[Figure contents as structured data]
★ ★ ★ ★

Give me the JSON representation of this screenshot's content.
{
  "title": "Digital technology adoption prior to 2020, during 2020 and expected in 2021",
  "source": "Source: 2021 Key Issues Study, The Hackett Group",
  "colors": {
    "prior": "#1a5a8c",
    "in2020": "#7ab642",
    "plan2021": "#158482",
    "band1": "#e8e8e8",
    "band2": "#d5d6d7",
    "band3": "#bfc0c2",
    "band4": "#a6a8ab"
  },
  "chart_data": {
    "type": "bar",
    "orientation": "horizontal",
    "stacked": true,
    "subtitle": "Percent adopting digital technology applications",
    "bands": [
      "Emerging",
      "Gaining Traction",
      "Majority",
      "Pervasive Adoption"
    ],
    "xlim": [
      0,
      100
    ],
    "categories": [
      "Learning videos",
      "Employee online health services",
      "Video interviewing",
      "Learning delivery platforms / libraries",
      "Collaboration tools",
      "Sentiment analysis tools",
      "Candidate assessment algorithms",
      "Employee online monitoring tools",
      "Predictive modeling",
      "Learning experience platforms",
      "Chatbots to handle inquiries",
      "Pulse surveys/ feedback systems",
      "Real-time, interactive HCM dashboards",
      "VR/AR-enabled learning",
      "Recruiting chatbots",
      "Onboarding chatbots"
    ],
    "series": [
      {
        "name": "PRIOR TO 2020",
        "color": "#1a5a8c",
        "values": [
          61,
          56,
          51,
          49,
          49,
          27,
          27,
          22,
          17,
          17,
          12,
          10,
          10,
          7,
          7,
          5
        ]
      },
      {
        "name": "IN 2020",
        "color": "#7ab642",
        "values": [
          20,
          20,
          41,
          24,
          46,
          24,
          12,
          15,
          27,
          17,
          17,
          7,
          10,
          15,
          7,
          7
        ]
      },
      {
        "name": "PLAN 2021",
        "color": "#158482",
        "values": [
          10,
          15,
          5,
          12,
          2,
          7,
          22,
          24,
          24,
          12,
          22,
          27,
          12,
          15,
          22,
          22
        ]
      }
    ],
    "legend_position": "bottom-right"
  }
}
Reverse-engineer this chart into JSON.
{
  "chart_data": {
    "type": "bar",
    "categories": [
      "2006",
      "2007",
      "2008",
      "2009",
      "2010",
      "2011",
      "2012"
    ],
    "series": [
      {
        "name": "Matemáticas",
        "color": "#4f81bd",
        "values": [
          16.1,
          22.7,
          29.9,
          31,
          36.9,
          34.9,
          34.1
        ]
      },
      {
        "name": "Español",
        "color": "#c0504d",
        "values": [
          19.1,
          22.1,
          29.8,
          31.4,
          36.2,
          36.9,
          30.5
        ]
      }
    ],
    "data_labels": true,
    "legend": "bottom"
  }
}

★ ★ ★ ★

Every line above should be printed again exactly as it stands.

[Completed exercise]
Give me the JSON representation of this screenshot's content.
{
  "title": "Digital technology adoption prior to 2020, during 2020 and expected in 2021",
  "source": "Source: 2021 Key Issues Study, The Hackett Group",
  "colors": {
    "prior": "#1a5a8c",
    "in2020": "#7ab642",
    "plan2021": "#158482",
    "band1": "#e8e8e8",
    "band2": "#d5d6d7",
    "band3": "#bfc0c2",
    "band4": "#a6a8ab"
  },
  "chart_data": {
    "type": "bar",
    "orientation": "horizontal",
    "stacked": true,
    "subtitle": "Percent adopting digital technology applications",
    "bands": [
      "Emerging",
      "Gaining Traction",
      "Majority",
      "Pervasive Adoption"
    ],
    "xlim": [
      0,
      100
    ],
    "categories": [
      "Learning videos",
      "Employee online health services",
      "Video interviewing",
      "Learning delivery platforms / libraries",
      "Collaboration tools",
      "Sentiment analysis tools",
      "Candidate assessment algorithms",
      "Employee online monitoring tools",
      "Predictive modeling",
      "Learning experience platforms",
      "Chatbots to handle inquiries",
      "Pulse surveys/ feedback systems",
      "Real-time, interactive HCM dashboards",
      "VR/AR-enabled learning",
      "Recruiting chatbots",
      "Onboarding chatbots"
    ],
    "series": [
      {
        "name": "PRIOR TO 2020",
        "color": "#1a5a8c",
        "values": [
          61,
          56,
          51,
          49,
          49,
          27,
          27,
          22,
          17,
          17,
          12,
          10,
          10,
          7,
          7,
          5
        ]
      },
      {
        "name": "IN 2020",
        "color": "#7ab642",
        "values": [
          20,
          20,
          41,
          24,
          46,
          24,
          12,
          15,
          27,
          17,
          17,
          7,
          10,
          15,
          7,
          7
        ]
      },
      {
        "name": "PLAN 2021",
        "color": "#158482",
        "values": [
          10,
          15,
          5,
          12,
          2,
          7,
          22,
          24,
          24,
          12,
          22,
          27,
          12,
          15,
          22,
          22
        ]
      }
    ],
    "legend_position": "bottom-right"
  }
}
Reverse-engineer this chart into JSON.
{
  "chart_data": {
    "type": "bar",
    "categories": [
      "2006",
      "2007",
      "2008",
      "2009",
      "2010",
      "2011",
      "2012"
    ],
    "series": [
      {
        "name": "Matemáticas",
        "color": "#4f81bd",
        "values": [
          16.1,
          22.7,
          29.9,
          31,
          36.9,
          34.9,
          34.1
        ]
      },
      {
        "name": "Español",
        "color": "#c0504d",
        "values": [
          19.1,
          22.1,
          29.8,
          31.4,
          36.2,
          36.9,
          30.5
        ]
      }
    ],
    "data_labels": true,
    "legend": "bottom"
  }
}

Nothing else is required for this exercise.